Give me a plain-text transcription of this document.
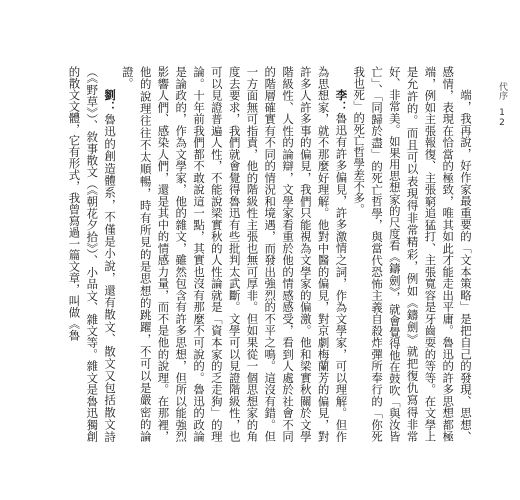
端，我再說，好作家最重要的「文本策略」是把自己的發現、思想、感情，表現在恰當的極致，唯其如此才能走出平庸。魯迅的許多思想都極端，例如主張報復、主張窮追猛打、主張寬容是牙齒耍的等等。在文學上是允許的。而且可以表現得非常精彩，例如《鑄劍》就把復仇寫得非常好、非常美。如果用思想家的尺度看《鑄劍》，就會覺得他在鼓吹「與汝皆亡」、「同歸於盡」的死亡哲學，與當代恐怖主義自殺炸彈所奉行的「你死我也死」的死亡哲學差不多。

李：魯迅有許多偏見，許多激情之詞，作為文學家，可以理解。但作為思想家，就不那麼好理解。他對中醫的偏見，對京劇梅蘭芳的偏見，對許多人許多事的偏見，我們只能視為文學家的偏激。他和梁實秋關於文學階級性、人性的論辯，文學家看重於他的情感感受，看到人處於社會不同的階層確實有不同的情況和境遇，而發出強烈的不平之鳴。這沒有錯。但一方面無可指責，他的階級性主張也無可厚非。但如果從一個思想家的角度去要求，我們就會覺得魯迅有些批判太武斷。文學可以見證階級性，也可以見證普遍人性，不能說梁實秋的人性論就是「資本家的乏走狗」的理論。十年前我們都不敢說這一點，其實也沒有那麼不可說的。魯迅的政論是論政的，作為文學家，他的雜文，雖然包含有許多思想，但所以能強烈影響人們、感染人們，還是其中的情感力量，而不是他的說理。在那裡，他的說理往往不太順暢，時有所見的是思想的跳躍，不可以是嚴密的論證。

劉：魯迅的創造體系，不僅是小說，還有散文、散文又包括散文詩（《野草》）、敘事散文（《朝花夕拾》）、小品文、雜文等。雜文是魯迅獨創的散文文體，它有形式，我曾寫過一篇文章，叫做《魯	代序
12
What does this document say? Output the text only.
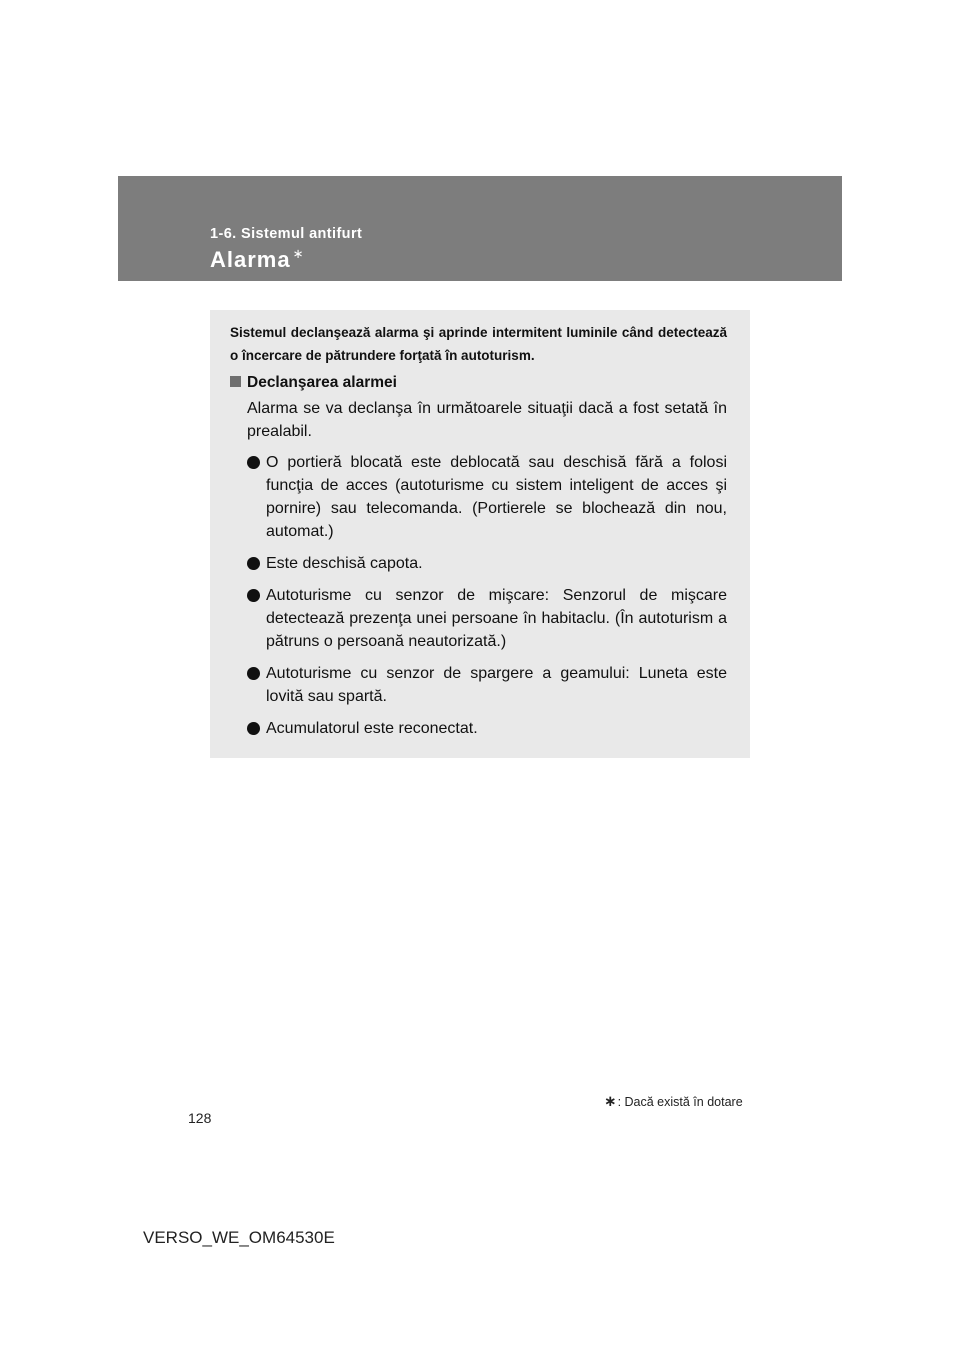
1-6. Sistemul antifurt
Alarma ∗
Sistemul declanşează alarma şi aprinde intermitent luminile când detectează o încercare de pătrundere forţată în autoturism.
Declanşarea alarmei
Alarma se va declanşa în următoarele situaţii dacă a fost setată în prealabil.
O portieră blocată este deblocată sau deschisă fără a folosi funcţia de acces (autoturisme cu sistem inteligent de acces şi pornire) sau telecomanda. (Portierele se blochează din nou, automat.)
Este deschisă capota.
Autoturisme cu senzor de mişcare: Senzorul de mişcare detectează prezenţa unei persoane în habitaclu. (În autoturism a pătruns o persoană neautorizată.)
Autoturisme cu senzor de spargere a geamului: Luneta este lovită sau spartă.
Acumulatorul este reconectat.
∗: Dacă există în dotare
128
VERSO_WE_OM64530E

•••••

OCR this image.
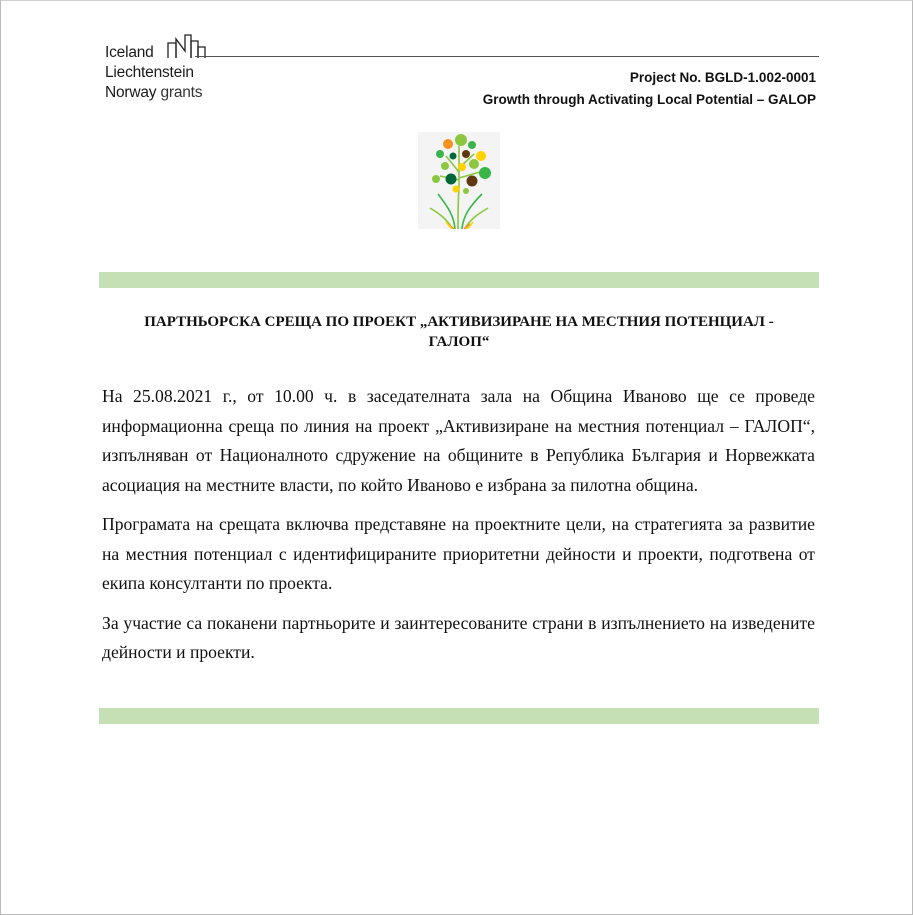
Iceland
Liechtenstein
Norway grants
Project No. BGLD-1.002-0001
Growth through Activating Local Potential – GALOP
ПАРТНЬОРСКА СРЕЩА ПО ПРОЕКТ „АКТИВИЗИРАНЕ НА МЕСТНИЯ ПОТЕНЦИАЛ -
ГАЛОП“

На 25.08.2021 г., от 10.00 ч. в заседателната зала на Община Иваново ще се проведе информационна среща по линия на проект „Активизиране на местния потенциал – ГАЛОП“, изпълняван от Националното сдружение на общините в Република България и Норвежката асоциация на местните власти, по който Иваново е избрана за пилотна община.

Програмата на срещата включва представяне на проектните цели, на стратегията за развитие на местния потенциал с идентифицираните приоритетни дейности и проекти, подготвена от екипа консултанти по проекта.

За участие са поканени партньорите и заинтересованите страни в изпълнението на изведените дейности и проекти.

•••••

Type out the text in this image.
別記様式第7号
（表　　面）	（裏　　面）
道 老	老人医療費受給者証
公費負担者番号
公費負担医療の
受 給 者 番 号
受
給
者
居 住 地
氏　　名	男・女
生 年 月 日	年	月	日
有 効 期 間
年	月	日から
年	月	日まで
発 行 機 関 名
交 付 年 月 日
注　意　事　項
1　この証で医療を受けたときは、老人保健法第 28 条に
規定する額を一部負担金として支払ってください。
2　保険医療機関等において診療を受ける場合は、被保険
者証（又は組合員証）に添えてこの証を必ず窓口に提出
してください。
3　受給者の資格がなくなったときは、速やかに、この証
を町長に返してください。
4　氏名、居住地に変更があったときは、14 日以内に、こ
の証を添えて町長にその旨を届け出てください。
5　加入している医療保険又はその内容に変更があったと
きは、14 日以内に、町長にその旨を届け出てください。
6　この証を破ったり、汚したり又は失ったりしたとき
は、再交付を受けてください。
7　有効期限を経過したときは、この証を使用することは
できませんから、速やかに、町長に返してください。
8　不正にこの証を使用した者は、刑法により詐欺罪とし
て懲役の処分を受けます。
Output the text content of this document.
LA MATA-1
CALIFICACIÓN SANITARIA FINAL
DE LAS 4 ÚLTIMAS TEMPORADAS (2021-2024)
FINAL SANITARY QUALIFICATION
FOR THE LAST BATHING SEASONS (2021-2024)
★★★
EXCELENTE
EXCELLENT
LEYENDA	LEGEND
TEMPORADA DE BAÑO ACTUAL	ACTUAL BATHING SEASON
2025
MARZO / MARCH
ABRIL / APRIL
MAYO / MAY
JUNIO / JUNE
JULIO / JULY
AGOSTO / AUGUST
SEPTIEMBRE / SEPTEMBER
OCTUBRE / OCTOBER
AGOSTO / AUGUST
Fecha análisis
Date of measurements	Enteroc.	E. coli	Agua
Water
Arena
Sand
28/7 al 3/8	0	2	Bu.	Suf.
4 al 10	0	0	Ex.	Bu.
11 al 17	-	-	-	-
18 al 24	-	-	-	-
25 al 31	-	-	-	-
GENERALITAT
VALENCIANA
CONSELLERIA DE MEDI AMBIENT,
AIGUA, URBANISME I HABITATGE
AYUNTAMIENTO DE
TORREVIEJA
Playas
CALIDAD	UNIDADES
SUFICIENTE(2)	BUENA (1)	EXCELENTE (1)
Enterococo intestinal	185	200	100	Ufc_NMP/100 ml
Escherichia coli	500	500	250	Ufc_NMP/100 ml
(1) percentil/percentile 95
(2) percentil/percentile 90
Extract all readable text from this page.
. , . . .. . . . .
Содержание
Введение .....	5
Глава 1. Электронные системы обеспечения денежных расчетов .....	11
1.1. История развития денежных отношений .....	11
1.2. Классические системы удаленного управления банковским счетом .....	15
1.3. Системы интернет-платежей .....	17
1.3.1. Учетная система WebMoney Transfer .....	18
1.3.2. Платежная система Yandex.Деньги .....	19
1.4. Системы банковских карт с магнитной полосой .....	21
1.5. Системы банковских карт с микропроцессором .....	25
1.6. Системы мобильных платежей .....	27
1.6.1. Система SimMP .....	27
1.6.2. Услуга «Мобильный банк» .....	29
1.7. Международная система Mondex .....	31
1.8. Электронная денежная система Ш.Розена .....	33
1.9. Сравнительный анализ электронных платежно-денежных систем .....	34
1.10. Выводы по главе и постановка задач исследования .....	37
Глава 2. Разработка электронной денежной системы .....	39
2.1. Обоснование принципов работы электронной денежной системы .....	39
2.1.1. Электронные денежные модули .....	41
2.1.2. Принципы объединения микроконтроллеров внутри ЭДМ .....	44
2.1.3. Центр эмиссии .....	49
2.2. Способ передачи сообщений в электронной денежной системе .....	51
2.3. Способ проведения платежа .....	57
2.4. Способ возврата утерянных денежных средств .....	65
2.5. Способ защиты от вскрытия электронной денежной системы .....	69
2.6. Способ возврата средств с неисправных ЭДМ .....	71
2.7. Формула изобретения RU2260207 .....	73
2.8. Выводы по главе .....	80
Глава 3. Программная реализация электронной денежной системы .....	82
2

•••••

Find the lines containing "Выводы" and pull them out.

1.10. Выводы по главе и постановка задач исследования .....	37
2.8. Выводы по главе .....	80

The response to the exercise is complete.